Activity:
Some lines in the listing hold the word "zoom". Return each of them.
[Start of section]
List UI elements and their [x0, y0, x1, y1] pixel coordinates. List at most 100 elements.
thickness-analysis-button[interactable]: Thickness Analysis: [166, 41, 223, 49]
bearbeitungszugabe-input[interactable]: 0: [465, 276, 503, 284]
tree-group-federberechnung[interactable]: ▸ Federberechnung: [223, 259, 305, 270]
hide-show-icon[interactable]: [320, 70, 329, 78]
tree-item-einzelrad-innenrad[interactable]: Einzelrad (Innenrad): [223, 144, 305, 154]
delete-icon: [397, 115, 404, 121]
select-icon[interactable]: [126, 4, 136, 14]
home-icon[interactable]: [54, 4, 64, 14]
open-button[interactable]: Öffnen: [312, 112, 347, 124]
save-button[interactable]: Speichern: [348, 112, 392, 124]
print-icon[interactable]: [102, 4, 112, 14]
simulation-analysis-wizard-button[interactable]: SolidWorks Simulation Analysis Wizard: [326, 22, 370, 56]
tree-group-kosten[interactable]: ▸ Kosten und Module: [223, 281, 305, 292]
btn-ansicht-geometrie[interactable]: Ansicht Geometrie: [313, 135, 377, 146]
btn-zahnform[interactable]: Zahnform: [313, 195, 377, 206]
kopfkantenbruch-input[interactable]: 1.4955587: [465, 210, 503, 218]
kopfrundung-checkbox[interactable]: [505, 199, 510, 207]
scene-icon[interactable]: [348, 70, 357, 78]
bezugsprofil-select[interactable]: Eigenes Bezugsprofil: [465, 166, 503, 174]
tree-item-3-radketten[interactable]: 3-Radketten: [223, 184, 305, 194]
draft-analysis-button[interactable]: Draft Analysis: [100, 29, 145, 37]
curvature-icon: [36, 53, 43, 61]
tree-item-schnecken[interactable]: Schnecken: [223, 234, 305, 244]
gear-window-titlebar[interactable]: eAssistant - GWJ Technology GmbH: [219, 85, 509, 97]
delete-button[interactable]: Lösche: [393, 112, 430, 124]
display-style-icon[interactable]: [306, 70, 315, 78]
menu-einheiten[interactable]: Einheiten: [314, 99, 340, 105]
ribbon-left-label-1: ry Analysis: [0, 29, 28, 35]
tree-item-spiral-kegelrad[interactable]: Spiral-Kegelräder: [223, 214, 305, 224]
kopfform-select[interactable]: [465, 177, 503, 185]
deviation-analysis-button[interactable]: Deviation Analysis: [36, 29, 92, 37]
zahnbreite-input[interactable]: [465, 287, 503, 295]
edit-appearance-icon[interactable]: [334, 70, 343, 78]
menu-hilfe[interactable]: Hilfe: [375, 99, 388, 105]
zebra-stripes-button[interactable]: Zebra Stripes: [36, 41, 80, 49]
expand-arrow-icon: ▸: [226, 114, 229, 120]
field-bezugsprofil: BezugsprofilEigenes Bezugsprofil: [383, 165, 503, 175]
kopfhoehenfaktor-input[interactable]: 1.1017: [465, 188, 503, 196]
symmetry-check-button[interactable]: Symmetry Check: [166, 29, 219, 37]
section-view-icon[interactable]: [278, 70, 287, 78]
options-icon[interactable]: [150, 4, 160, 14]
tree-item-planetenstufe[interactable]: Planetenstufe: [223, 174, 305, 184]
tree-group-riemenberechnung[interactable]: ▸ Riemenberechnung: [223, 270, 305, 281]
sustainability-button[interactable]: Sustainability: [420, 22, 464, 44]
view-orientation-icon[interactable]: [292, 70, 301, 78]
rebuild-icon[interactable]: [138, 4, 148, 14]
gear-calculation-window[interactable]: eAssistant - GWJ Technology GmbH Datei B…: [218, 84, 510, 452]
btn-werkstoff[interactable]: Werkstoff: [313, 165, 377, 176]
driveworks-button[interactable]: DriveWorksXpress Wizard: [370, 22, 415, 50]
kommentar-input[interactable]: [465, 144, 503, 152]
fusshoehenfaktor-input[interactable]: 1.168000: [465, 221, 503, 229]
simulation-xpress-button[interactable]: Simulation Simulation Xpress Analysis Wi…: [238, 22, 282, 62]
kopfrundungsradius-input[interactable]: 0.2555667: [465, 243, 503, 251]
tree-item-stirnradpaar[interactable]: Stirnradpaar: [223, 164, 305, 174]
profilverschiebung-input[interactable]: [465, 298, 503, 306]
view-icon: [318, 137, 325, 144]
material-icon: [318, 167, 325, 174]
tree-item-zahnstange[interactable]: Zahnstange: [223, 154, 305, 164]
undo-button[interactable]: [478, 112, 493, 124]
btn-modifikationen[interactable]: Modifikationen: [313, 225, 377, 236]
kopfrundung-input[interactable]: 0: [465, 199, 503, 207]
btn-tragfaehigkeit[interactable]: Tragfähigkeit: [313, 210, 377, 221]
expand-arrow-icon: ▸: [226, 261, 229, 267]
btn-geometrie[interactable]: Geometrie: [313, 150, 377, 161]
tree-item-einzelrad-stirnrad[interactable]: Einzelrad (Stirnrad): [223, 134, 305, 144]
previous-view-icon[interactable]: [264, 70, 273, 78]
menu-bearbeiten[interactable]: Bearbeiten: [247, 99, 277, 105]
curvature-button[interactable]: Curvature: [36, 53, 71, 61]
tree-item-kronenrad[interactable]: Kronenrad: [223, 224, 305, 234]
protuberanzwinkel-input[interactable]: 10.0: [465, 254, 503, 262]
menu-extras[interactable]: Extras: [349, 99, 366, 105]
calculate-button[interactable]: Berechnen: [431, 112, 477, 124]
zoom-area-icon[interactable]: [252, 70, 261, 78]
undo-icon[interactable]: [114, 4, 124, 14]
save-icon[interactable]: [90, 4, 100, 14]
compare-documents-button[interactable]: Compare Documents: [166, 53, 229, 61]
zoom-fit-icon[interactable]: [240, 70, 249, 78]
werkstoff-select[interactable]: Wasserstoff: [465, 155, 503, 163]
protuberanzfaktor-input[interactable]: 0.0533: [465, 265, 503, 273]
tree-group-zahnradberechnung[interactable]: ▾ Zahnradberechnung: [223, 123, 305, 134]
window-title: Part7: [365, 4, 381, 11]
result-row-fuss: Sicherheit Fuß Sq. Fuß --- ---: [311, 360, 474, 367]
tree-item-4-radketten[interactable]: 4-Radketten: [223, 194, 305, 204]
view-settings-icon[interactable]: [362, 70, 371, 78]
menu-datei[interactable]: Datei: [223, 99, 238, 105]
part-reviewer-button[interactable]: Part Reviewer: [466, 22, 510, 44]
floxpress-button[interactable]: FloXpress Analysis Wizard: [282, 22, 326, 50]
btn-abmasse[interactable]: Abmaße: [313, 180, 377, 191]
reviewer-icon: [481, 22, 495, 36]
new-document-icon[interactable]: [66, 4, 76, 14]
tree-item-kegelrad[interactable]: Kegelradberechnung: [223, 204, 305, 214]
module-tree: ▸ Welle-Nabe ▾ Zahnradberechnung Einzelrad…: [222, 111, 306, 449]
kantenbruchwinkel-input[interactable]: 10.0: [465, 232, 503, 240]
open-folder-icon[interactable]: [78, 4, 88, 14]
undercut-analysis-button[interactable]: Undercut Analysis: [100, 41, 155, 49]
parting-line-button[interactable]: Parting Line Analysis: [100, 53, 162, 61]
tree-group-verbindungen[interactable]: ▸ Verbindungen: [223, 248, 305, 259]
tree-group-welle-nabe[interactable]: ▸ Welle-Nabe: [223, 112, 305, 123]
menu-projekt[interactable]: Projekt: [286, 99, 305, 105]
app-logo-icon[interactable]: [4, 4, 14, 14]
[End of section]
Response to the exercise:
zoom-area-icon[interactable]: [252, 70, 261, 78]
zoom-fit-icon[interactable]: [240, 70, 249, 78]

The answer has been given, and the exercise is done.